◆ Directive ◆
Pull out every line with the word "close".

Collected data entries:
------------------------

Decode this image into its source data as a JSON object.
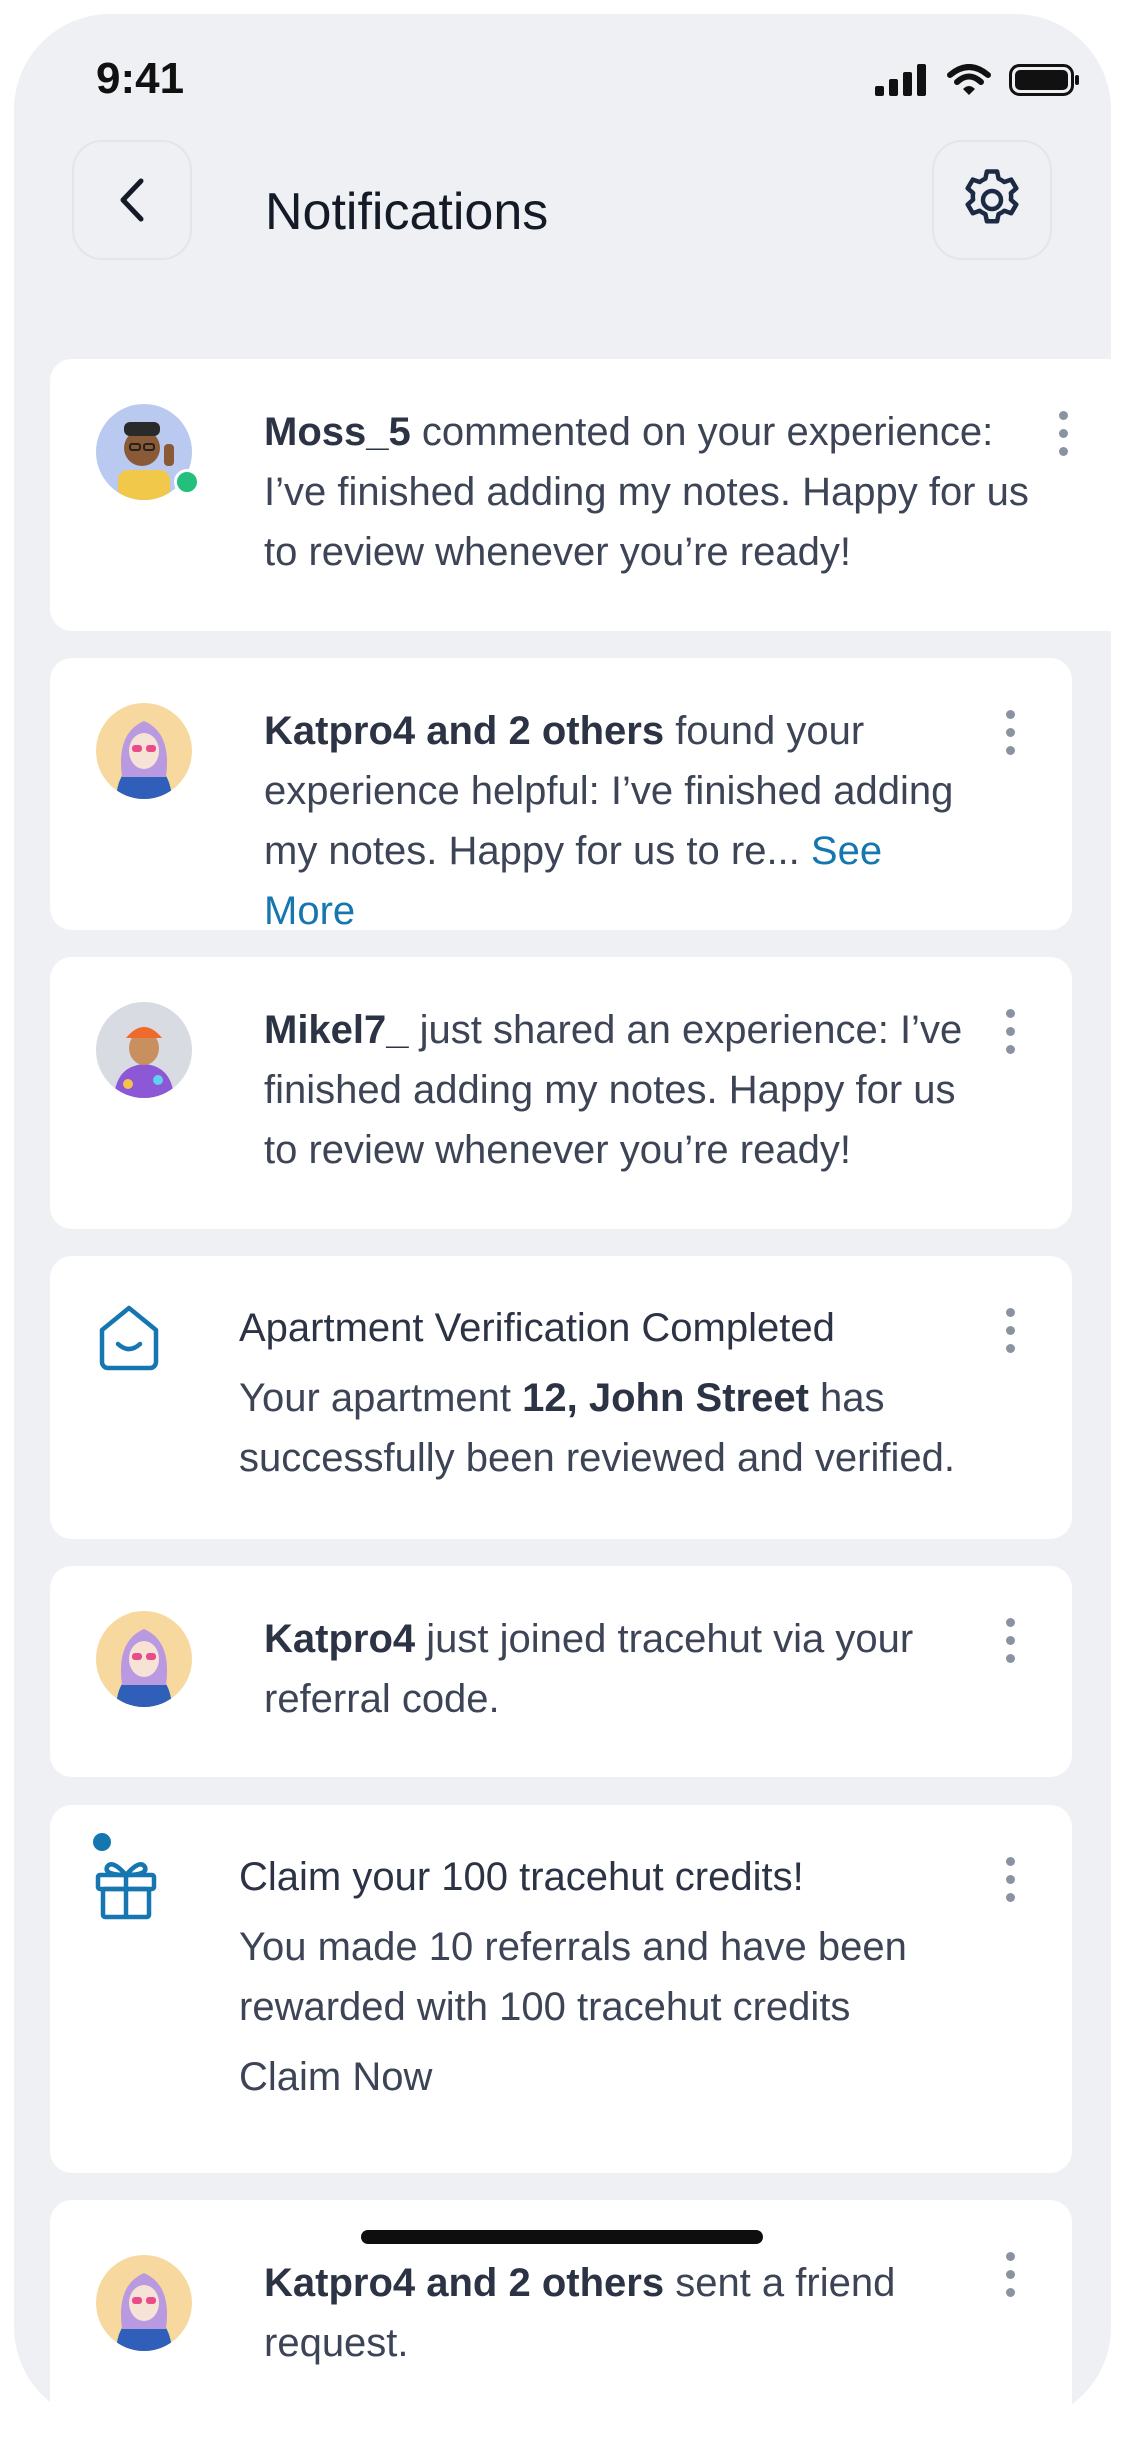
{
  "status_bar": {
    "time": "9:41"
  },
  "header": {
    "title": "Notifications"
  },
  "notifications": [
    {
      "user": "Moss_5",
      "text": " commented on your experience: I’ve finished adding my notes. Happy for us to review whenever you’re ready!"
    },
    {
      "user": "Katpro4 and 2 others",
      "text": " found your experience helpful: I’ve finished adding my notes. Happy for us to re... ",
      "link": "See More"
    },
    {
      "user": "Mikel7_",
      "text": " just shared an experience: I’ve finished adding my notes. Happy for us to review whenever you’re ready!"
    },
    {
      "title": "Apartment Verification Completed",
      "text_before": "Your apartment ",
      "highlight": "12, John Street",
      "text_after": " has successfully been reviewed and verified."
    },
    {
      "user": "Katpro4",
      "text": " just joined tracehut via your referral code."
    },
    {
      "title": "Claim your 100 tracehut credits!",
      "text": "You made 10 referrals and have been rewarded with 100 tracehut credits",
      "link": "Claim Now"
    },
    {
      "user": "Katpro4 and 2 others",
      "text": " sent a friend request."
    }
  ],
  "colors": {
    "accent": "#1576b0",
    "online": "#22c07a",
    "background": "#eef0f4"
  }
}
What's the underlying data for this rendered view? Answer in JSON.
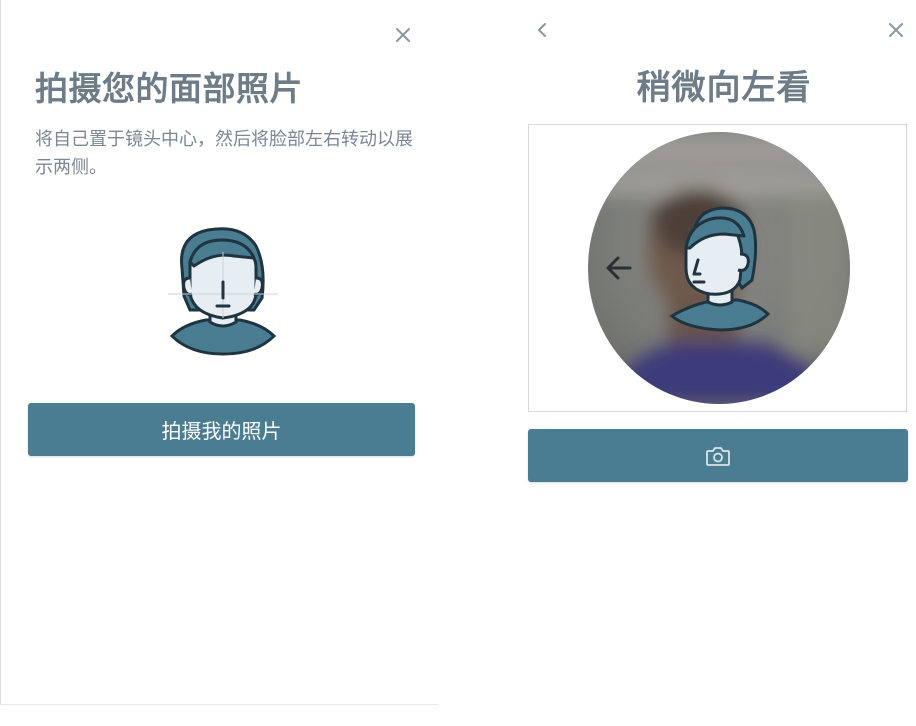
{
  "left": {
    "title": "拍摄您的面部照片",
    "description": "将自己置于镜头中心，然后将脸部左右转动以展示两侧。",
    "button_label": "拍摄我的照片",
    "close_icon": "close-icon"
  },
  "right": {
    "title": "稍微向左看",
    "back_icon": "chevron-left-icon",
    "close_icon": "close-icon",
    "direction_icon": "arrow-left-icon",
    "capture_icon": "camera-icon"
  },
  "colors": {
    "accent": "#4a7d91",
    "heading": "#6e7c88",
    "text": "#7b8794",
    "icon": "#8a96a1"
  }
}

------------------------

◆ Answer to this exercise ◆
    "close_icon": "close-icon"
    "close_icon": "close-icon",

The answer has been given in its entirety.